Exercise details —
Pull every line with the word "trúc" out of the entries below.
=-=-=-=-=
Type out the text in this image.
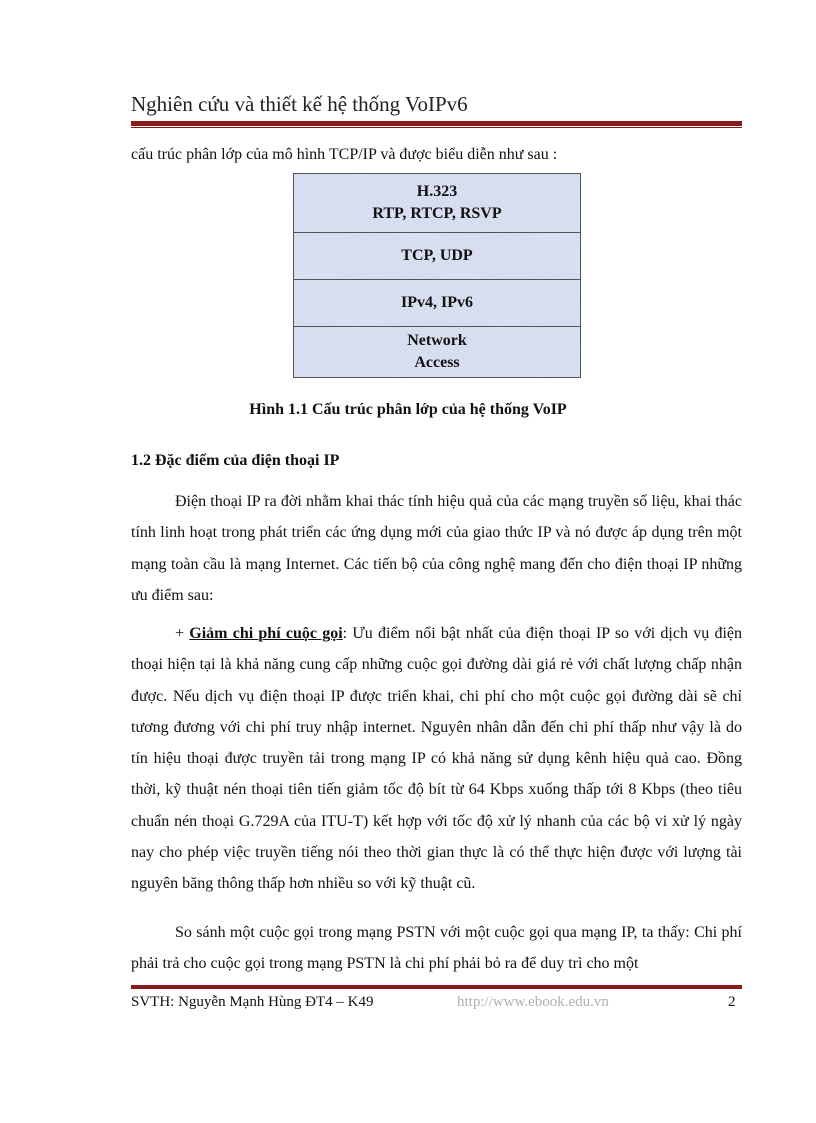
Nghiên cứu và thiết kế hệ thống VoIPv6
cấu trúc phân lớp của mô hình TCP/IP và được biểu diễn như sau :
H.323
RTP, RTCP, RSVP
TCP, UDP
IPv4, IPv6
Network
Access
Hình 1.1 Cấu trúc phân lớp của hệ thống VoIP
1.2 Đặc điểm của điện thoại IP

Điện thoại IP ra đời nhằm khai thác tính hiệu quả của các mạng truyền số liệu, khai thác tính linh hoạt trong phát triển các ứng dụng mới của giao thức IP và nó được áp dụng trên một mạng toàn cầu là mạng Internet. Các tiến bộ của công nghệ mang đến cho điện thoại IP những ưu điểm sau:

+ Giảm chi phí cuộc gọi: Ưu điểm nổi bật nhất của điện thoại IP so với dịch vụ điện thoại hiện tại là khả năng cung cấp những cuộc gọi đường dài giá rẻ với chất lượng chấp nhận được. Nếu dịch vụ điện thoại IP được triển khai, chi phí cho một cuộc gọi đường dài sẽ chỉ tương đương với chi phí truy nhập internet. Nguyên nhân dẫn đến chi phí thấp như vậy là do tín hiệu thoại được truyền tải trong mạng IP có khả năng sử dụng kênh hiệu quả cao. Đồng thời, kỹ thuật nén thoại tiên tiến giảm tốc độ bít từ 64 Kbps xuống thấp tới 8 Kbps (theo tiêu chuẩn nén thoại G.729A của ITU-T) kết hợp với tốc độ xử lý nhanh của các bộ vi xử lý ngày nay cho phép việc truyền tiếng nói theo thời gian thực là có thể thực hiện được với lượng tài nguyên băng thông thấp hơn nhiều so với kỹ thuật cũ.

So sánh một cuộc gọi trong mạng PSTN với một cuộc gọi qua mạng IP, ta thấy: Chi phí phải trả cho cuộc gọi trong mạng PSTN là chi phí phải bỏ ra để duy trì cho một

SVTH: Nguyễn Mạnh Hùng ĐT4 – K49	http://www.ebook.edu.vn	2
=-=-=-=-=
Solution below —
cấu trúc phân lớp của mô hình TCP/IP và được biểu diễn như sau :
Hình 1.1 Cấu trúc phân lớp của hệ thống VoIP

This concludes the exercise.